**Problem to work on**
Each entry should be quoted word for word, including every mark of punctuation.

**Supplied information**
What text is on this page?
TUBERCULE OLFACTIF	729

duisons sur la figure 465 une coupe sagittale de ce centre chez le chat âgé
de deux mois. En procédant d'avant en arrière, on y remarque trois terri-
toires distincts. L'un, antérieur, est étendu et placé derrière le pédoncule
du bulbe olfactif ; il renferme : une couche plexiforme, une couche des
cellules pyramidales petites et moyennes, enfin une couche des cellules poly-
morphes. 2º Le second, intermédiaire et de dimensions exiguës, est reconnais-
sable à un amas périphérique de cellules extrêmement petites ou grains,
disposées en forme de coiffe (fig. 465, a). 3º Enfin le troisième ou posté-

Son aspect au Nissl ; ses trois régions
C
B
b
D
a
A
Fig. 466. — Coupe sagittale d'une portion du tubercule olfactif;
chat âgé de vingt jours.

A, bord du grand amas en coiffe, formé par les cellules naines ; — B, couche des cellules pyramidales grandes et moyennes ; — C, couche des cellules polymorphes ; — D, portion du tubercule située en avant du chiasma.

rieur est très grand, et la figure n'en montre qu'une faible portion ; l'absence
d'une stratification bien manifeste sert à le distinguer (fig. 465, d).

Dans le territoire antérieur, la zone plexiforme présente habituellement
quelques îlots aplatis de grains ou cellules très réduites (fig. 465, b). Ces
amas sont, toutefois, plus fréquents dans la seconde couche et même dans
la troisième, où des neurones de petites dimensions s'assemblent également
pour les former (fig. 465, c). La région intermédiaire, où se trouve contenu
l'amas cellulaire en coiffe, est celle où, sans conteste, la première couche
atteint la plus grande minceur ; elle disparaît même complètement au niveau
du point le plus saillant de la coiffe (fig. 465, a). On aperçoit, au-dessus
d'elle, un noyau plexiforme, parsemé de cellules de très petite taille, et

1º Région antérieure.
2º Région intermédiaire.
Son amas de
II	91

**Finished task**
What text is on this page?
TUBERCULE OLFACTIF	729

duisons sur la figure 465 une coupe sagittale de ce centre chez le chat âgé
de deux mois. En procédant d'avant en arrière, on y remarque trois terri-
toires distincts. L'un, antérieur, est étendu et placé derrière le pédoncule
du bulbe olfactif ; il renferme : une couche plexiforme, une couche des
cellules pyramidales petites et moyennes, enfin une couche des cellules poly-
morphes. 2º Le second, intermédiaire et de dimensions exiguës, est reconnais-
sable à un amas périphérique de cellules extrêmement petites ou grains,
disposées en forme de coiffe (fig. 465, a). 3º Enfin le troisième ou posté-

Son aspect au Nissl ; ses trois régions
C
B
b
D
a
A
Fig. 466. — Coupe sagittale d'une portion du tubercule olfactif;
chat âgé de vingt jours.

A, bord du grand amas en coiffe, formé par les cellules naines ; — B, couche des cellules pyramidales grandes et moyennes ; — C, couche des cellules polymorphes ; — D, portion du tubercule située en avant du chiasma.

rieur est très grand, et la figure n'en montre qu'une faible portion ; l'absence
d'une stratification bien manifeste sert à le distinguer (fig. 465, d).

Dans le territoire antérieur, la zone plexiforme présente habituellement
quelques îlots aplatis de grains ou cellules très réduites (fig. 465, b). Ces
amas sont, toutefois, plus fréquents dans la seconde couche et même dans
la troisième, où des neurones de petites dimensions s'assemblent également
pour les former (fig. 465, c). La région intermédiaire, où se trouve contenu
l'amas cellulaire en coiffe, est celle où, sans conteste, la première couche
atteint la plus grande minceur ; elle disparaît même complètement au niveau
du point le plus saillant de la coiffe (fig. 465, a). On aperçoit, au-dessus
d'elle, un noyau plexiforme, parsemé de cellules de très petite taille, et

1º Région antérieure.
2º Région intermédiaire.
Son amas de
II	91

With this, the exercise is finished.